Show every line where "photo" occurs.
>> START Stored data
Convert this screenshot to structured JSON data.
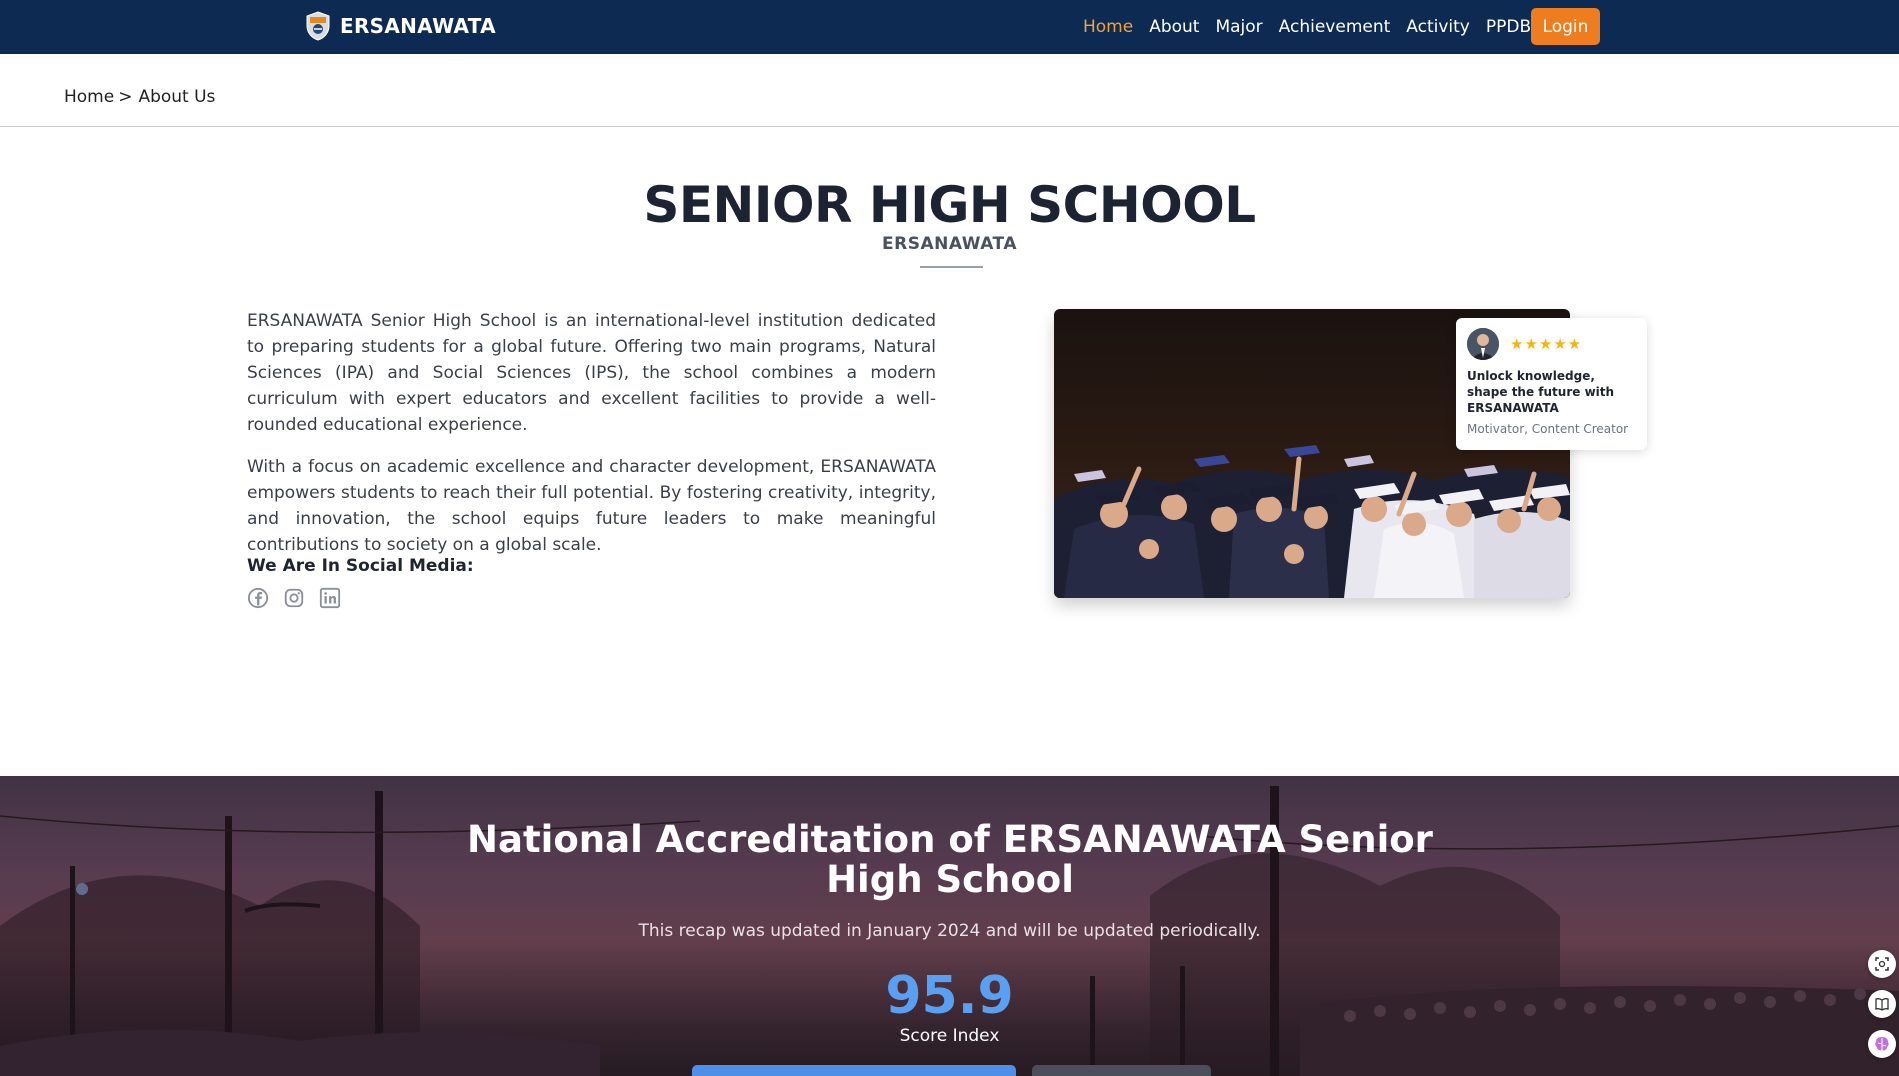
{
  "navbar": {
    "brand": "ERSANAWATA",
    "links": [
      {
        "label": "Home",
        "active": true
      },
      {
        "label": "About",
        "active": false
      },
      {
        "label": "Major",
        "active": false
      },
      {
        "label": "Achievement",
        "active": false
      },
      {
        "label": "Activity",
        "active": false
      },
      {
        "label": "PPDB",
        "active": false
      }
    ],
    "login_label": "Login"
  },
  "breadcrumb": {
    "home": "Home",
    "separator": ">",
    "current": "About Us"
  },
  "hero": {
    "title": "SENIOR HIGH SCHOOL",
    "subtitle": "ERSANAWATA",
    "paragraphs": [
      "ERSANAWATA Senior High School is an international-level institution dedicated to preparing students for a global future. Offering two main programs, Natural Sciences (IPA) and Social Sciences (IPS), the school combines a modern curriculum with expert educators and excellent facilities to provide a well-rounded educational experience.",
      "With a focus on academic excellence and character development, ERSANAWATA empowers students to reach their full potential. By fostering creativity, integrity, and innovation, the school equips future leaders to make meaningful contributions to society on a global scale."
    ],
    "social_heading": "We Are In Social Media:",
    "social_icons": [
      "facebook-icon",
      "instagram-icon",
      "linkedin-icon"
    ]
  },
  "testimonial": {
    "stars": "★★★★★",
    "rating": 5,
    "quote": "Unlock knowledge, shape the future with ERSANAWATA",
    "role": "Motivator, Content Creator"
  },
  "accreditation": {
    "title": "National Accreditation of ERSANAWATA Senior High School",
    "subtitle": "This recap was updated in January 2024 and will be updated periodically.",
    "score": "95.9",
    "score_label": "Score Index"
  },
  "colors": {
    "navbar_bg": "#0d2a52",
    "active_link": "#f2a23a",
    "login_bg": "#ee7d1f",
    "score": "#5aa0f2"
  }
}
>> END Stored data
>> START Stored data
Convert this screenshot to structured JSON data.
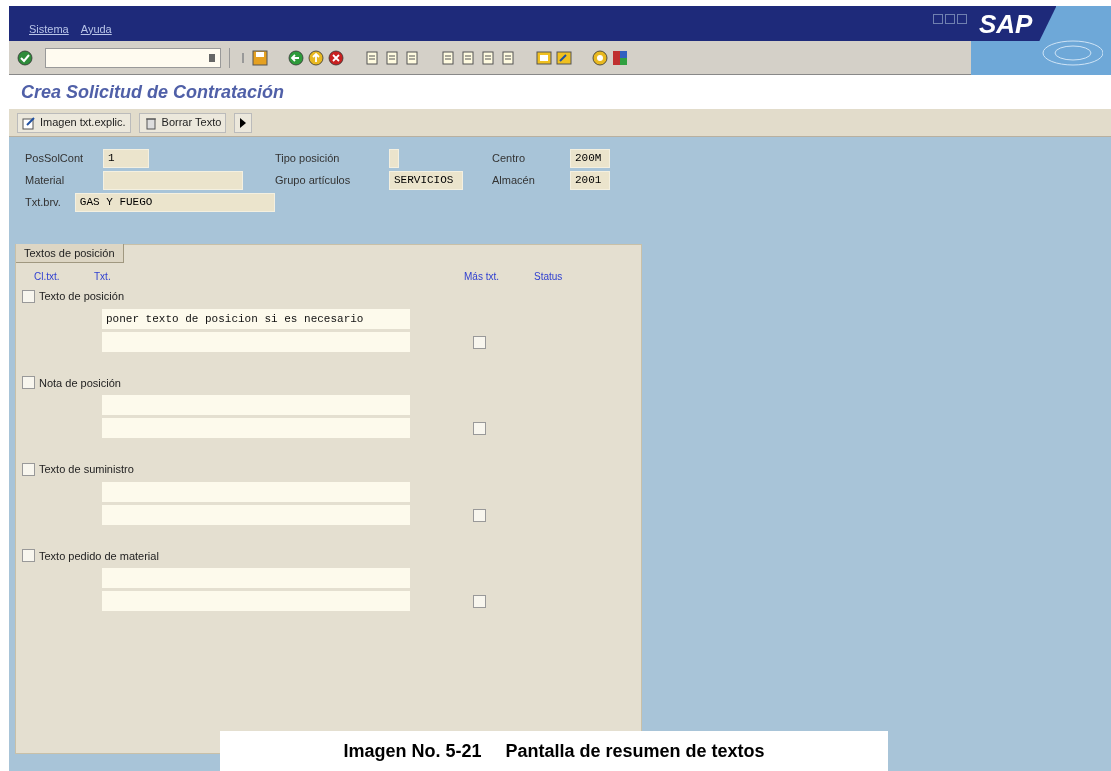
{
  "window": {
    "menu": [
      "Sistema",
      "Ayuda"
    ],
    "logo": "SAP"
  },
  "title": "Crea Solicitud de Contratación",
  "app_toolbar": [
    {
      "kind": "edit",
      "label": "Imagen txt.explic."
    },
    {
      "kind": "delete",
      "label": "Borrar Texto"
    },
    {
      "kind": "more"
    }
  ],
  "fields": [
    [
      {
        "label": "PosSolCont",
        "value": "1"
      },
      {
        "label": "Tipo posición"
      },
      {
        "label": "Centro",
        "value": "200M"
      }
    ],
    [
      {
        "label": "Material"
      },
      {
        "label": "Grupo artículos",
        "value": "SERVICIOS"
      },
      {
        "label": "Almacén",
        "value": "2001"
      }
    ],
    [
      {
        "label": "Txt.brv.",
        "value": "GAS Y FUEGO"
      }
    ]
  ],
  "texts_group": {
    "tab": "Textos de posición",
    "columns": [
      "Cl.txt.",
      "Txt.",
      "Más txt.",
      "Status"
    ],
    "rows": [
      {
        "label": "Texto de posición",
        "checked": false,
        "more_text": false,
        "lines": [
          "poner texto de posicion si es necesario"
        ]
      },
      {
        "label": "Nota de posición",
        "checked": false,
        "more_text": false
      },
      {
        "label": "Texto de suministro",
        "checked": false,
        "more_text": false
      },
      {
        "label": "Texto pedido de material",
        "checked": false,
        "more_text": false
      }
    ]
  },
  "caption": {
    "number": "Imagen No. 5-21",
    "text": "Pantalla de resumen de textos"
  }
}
>> END Stored data
>> START Stored data
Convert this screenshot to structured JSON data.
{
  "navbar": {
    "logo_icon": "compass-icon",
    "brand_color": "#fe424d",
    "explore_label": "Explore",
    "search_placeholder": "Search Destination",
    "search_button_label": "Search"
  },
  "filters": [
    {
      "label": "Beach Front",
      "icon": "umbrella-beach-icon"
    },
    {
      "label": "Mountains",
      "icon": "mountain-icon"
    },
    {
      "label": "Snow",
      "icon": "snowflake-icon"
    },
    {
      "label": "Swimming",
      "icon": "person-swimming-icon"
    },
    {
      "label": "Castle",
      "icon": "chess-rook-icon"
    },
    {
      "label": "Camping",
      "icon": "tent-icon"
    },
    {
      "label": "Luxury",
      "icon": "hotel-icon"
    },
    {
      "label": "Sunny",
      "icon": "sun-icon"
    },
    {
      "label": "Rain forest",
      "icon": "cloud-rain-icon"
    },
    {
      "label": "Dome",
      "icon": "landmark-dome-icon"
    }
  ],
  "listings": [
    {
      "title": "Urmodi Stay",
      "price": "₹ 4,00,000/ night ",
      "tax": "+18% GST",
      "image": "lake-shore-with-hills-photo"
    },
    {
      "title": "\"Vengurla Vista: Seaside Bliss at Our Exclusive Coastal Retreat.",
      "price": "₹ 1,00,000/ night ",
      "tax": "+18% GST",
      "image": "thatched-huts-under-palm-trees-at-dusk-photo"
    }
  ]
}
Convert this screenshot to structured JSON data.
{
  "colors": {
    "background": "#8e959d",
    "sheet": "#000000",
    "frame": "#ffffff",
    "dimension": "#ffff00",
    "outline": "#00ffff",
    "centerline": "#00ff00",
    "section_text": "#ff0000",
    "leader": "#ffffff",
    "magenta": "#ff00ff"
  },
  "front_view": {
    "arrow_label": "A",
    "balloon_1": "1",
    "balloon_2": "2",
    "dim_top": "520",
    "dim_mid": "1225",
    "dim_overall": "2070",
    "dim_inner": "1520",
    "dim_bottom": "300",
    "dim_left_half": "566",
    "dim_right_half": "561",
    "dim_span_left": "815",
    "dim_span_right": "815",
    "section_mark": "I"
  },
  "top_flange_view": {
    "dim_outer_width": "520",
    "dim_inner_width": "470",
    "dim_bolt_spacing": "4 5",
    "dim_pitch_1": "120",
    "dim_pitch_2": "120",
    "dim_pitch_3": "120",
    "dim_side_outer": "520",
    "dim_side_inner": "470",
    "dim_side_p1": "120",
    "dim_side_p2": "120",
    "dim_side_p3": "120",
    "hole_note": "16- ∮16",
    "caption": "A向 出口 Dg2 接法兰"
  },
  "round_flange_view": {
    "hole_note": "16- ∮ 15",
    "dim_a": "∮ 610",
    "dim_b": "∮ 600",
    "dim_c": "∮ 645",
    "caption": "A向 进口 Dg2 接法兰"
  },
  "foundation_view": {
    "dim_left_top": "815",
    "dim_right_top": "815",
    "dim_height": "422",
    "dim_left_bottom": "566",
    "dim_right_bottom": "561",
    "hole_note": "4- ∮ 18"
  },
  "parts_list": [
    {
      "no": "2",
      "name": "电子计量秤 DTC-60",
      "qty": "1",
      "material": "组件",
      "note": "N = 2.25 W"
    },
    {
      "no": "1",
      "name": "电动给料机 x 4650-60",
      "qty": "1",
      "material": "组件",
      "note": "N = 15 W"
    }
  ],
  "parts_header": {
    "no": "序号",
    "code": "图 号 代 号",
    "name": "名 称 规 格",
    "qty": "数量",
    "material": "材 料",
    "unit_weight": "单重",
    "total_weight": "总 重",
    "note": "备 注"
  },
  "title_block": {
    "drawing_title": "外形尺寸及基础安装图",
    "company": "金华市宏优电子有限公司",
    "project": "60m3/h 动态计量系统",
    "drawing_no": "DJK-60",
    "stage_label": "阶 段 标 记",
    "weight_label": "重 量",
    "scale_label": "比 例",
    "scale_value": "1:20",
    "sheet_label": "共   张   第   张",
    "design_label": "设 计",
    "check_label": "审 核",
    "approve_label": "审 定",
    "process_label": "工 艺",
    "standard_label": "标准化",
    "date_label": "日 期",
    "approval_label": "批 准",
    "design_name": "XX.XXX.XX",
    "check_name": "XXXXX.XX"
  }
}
>> END Stored data
» **Expected answer**
      "image": "lake-shore-with-hills-photo"
      "image": "thatched-huts-under-palm-trees-at-dusk-photo"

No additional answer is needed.